__PROBLEM__
Using the data below, determine the number of lines that include the string "Контрольная". Write only that number.

__EXTRACTED DATA__
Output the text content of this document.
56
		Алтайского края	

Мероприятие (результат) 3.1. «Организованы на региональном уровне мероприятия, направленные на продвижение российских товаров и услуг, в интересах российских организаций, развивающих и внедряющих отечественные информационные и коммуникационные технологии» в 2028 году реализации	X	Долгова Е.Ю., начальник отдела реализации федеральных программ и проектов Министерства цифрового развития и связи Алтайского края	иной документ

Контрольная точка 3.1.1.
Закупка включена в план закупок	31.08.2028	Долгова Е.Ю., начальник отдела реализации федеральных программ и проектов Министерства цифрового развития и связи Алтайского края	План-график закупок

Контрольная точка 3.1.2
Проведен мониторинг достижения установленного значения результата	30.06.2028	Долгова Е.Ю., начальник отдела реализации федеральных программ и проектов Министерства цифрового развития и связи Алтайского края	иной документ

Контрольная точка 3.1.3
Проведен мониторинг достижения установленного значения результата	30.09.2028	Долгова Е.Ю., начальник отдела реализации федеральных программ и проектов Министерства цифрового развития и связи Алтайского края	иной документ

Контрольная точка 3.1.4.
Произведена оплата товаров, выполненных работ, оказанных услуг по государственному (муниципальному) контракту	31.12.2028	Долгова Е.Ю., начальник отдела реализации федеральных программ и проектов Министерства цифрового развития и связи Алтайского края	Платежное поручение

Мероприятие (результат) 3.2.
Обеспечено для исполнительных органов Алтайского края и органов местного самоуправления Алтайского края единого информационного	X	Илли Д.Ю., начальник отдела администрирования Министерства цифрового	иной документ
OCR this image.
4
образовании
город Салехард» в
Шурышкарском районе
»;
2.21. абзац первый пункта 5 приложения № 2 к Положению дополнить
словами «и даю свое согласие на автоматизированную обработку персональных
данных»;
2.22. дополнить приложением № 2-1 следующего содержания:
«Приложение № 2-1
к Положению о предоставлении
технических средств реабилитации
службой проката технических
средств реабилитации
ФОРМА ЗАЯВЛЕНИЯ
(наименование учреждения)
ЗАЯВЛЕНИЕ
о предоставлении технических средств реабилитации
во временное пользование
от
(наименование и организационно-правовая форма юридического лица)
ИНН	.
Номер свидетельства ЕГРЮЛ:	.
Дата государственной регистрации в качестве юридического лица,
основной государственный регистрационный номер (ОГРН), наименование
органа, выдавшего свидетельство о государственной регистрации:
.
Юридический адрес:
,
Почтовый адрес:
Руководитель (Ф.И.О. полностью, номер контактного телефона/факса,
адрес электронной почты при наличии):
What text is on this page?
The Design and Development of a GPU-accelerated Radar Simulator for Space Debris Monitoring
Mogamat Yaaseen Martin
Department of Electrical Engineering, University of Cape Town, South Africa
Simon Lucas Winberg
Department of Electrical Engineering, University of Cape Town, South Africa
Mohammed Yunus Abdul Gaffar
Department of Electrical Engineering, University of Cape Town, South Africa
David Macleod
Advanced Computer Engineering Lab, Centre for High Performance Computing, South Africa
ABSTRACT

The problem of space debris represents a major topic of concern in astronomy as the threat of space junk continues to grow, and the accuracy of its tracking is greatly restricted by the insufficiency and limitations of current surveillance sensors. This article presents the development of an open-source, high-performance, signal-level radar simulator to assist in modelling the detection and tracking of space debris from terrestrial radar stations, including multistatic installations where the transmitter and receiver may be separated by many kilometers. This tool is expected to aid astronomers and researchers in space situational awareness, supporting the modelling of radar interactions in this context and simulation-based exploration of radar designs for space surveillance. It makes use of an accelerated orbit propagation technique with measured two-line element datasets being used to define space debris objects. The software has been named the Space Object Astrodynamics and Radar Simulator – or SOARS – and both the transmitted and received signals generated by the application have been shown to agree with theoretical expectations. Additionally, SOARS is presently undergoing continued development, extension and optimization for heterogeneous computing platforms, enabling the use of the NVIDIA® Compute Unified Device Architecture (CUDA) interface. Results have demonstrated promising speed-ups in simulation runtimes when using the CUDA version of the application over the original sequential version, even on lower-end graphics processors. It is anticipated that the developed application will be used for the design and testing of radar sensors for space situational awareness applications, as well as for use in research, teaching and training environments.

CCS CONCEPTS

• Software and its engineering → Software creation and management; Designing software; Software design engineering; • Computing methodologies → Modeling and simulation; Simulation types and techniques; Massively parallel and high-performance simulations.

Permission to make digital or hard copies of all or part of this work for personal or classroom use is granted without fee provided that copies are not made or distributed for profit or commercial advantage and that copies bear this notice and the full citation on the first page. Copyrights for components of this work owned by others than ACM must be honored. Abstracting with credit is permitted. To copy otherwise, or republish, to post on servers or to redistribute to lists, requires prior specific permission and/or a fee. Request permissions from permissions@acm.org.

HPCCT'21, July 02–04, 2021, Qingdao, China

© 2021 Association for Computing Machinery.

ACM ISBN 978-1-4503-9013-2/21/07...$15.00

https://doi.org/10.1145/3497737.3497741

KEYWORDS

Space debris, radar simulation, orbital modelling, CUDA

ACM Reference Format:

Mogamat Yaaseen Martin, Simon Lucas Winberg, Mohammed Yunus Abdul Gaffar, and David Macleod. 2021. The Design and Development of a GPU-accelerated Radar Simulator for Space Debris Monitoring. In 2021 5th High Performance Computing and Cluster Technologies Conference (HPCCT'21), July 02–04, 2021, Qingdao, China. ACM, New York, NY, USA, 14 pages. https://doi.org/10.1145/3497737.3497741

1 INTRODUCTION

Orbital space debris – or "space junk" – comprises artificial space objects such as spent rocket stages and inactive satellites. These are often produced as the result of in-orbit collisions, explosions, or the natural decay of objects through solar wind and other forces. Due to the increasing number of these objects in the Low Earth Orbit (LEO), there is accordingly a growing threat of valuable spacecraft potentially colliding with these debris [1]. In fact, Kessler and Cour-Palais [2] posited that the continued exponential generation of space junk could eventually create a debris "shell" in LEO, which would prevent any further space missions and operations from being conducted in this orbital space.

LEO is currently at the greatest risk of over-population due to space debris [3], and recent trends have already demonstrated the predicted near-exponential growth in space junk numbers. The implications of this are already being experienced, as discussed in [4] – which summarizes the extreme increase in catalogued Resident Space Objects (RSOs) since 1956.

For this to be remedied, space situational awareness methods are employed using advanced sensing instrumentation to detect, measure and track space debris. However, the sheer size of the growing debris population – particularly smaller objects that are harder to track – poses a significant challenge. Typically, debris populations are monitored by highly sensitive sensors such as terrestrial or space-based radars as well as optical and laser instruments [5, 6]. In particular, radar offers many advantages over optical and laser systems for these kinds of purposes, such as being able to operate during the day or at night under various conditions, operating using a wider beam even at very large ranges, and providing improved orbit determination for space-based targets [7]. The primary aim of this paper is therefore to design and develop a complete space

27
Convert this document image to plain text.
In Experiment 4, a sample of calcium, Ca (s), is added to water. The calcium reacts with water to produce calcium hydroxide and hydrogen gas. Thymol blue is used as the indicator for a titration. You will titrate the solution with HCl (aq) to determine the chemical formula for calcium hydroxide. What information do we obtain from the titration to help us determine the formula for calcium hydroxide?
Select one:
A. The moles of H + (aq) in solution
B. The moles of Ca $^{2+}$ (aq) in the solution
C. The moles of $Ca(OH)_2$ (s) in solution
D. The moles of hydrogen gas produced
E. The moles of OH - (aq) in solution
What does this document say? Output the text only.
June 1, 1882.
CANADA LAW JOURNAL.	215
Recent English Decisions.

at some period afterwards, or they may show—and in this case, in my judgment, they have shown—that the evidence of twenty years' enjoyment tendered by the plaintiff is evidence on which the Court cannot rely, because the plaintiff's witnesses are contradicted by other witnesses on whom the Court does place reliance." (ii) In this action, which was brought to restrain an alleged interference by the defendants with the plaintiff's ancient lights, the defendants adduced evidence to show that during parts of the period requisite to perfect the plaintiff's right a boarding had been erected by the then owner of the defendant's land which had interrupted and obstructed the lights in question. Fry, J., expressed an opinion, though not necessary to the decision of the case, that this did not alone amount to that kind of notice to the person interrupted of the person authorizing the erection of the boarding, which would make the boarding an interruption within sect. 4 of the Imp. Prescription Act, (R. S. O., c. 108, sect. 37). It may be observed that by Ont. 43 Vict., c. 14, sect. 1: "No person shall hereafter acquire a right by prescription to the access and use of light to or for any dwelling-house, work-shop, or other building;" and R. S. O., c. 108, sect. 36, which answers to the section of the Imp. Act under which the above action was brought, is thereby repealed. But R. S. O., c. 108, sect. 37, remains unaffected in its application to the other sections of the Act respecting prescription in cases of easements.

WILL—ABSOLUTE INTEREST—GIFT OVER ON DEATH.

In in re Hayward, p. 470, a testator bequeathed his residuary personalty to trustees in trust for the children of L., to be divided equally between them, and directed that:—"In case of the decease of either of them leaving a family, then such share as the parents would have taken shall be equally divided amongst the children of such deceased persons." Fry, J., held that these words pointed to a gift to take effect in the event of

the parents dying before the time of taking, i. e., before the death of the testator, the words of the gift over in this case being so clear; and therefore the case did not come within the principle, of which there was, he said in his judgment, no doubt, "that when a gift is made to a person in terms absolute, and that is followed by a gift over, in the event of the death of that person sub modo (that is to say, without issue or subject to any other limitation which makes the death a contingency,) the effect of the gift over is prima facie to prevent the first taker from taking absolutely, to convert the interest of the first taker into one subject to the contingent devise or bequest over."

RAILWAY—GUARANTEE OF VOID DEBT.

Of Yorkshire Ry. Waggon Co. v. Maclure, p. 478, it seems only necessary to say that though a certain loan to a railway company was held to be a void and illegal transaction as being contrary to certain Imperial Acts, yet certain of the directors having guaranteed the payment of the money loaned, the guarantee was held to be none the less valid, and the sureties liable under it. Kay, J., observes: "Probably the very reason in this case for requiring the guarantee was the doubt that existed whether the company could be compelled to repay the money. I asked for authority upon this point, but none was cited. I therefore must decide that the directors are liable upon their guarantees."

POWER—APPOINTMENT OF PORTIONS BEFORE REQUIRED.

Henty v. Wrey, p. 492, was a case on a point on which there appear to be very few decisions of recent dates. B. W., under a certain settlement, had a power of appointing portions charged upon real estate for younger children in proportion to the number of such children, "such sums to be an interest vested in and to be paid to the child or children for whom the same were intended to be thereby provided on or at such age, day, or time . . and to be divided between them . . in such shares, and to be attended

__RESPONSE TO THIS EXERCISE__
4